**SUPPLIED MATERIAL**:
— start —

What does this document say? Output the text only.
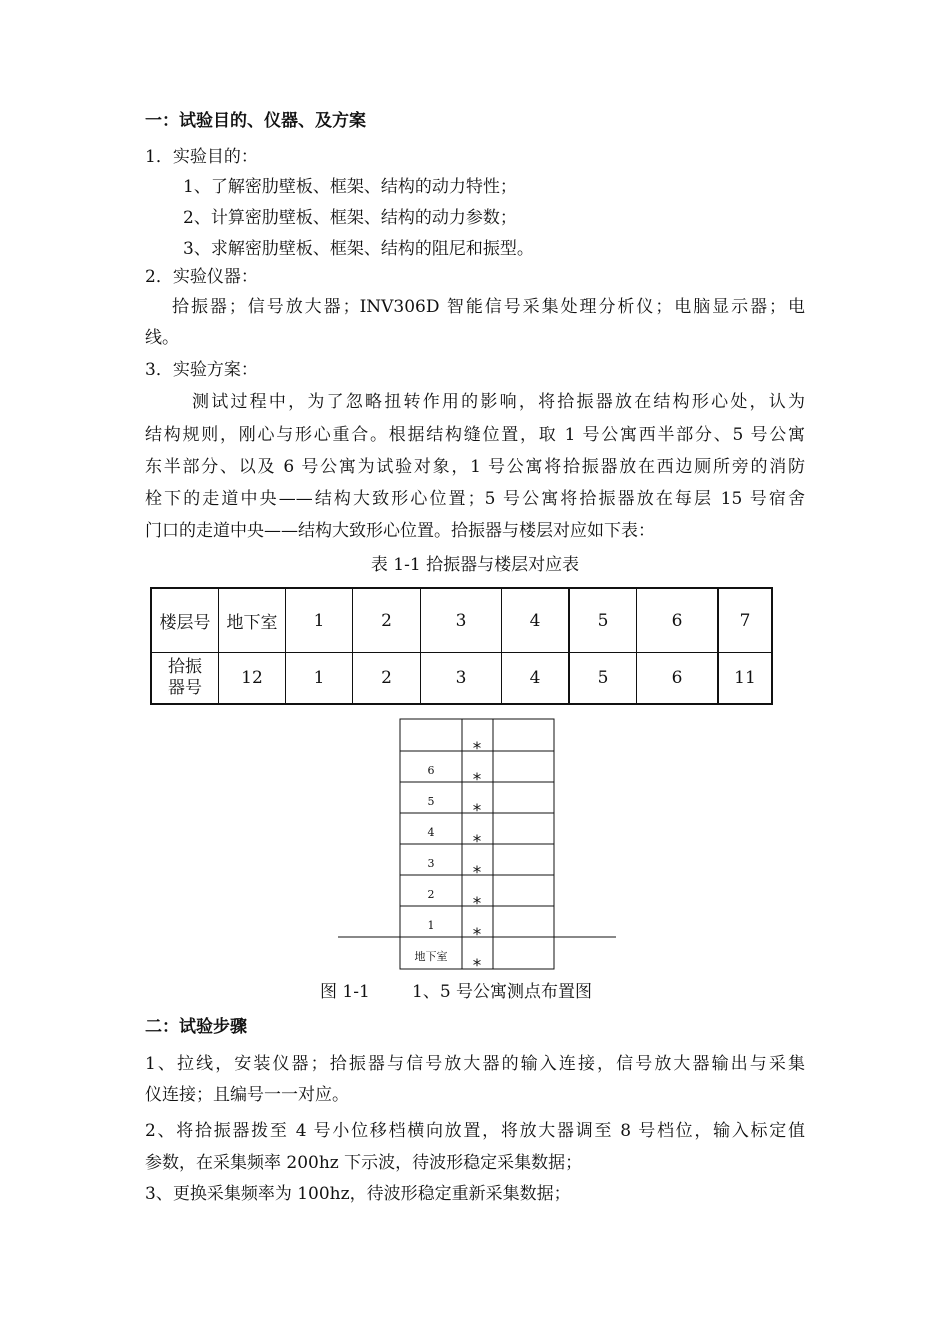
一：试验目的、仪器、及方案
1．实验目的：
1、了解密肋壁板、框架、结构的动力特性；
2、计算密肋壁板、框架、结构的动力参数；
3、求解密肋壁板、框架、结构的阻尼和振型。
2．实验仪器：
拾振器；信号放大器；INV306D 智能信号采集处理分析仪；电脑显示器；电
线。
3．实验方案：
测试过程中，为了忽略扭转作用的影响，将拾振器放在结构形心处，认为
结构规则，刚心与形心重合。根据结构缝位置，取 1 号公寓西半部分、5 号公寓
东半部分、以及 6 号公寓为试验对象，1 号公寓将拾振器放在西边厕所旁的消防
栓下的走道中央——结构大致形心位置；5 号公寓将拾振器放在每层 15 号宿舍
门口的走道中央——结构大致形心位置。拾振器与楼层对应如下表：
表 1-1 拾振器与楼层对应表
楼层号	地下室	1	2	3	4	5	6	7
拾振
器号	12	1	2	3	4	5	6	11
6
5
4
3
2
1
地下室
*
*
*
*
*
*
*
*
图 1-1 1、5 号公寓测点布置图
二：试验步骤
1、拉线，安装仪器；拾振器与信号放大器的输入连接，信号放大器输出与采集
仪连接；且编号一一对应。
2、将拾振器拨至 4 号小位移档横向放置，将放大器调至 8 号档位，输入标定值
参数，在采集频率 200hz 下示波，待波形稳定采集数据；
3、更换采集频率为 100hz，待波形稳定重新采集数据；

— end —

**PROMPT**: Quote every line of the records above exactly; no picture is to be copied.

**REPLY**:
What does this document say? Output the text only.
一：试验目的、仪器、及方案
1．实验目的：
1、了解密肋壁板、框架、结构的动力特性；
2、计算密肋壁板、框架、结构的动力参数；
3、求解密肋壁板、框架、结构的阻尼和振型。
2．实验仪器：
拾振器；信号放大器；INV306D 智能信号采集处理分析仪；电脑显示器；电
线。
3．实验方案：
测试过程中，为了忽略扭转作用的影响，将拾振器放在结构形心处，认为
结构规则，刚心与形心重合。根据结构缝位置，取 1 号公寓西半部分、5 号公寓
东半部分、以及 6 号公寓为试验对象，1 号公寓将拾振器放在西边厕所旁的消防
栓下的走道中央——结构大致形心位置；5 号公寓将拾振器放在每层 15 号宿舍
门口的走道中央——结构大致形心位置。拾振器与楼层对应如下表：
表 1-1 拾振器与楼层对应表
楼层号	地下室	1	2	3	4	5	6	7
拾振
器号	12	1	2	3	4	5	6	11
6
5
4
3
2
1
地下室
*
*
*
*
*
*
*
*
图 1-1 1、5 号公寓测点布置图
二：试验步骤
1、拉线，安装仪器；拾振器与信号放大器的输入连接，信号放大器输出与采集
仪连接；且编号一一对应。
2、将拾振器拨至 4 号小位移档横向放置，将放大器调至 8 号档位，输入标定值
参数，在采集频率 200hz 下示波，待波形稳定采集数据；
3、更换采集频率为 100hz，待波形稳定重新采集数据；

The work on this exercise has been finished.